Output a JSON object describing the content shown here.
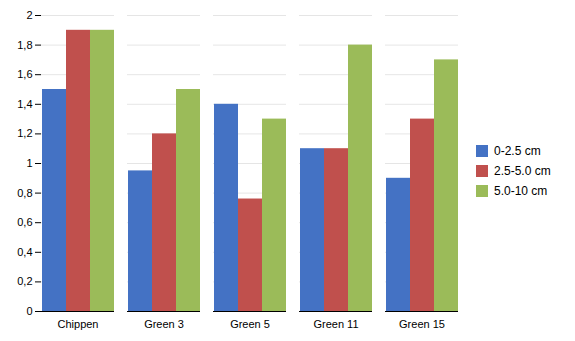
{
  "chart_data": {
    "type": "bar",
    "categories": [
      "Chippen",
      "Green 3",
      "Green 5",
      "Green 11",
      "Green 15"
    ],
    "series": [
      {
        "name": "0-2.5 cm",
        "color": "#4472C4",
        "values": [
          1.5,
          0.95,
          1.4,
          1.1,
          0.9
        ]
      },
      {
        "name": "2.5-5.0 cm",
        "color": "#C0504D",
        "values": [
          1.9,
          1.2,
          0.76,
          1.1,
          1.3
        ]
      },
      {
        "name": "5.0-10 cm",
        "color": "#9BBB59",
        "values": [
          1.9,
          1.5,
          1.3,
          1.8,
          1.7
        ]
      }
    ],
    "ylim": [
      0,
      2.0
    ],
    "yticks": [
      0,
      {
        "value": 0.2,
        "label": "0,2"
      },
      {
        "value": 0.4,
        "label": "0,4"
      },
      {
        "value": 0.6,
        "label": "0,6"
      },
      {
        "value": 0.8,
        "label": "0,8"
      },
      1,
      {
        "value": 1.2,
        "label": "1,2"
      },
      {
        "value": 1.4,
        "label": "1,4"
      },
      {
        "value": 1.6,
        "label": "1,6"
      },
      {
        "value": 1.8,
        "label": "1,8"
      },
      2
    ],
    "grid": true,
    "legend": "right"
  }
}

◇ ◇ ◇ ◇ ◇

▶ Task details: List the lines of the records where "color" occurs.

▶ Answer to the exercise:
        "color": "#4472C4",
        "color": "#C0504D",
        "color": "#9BBB59",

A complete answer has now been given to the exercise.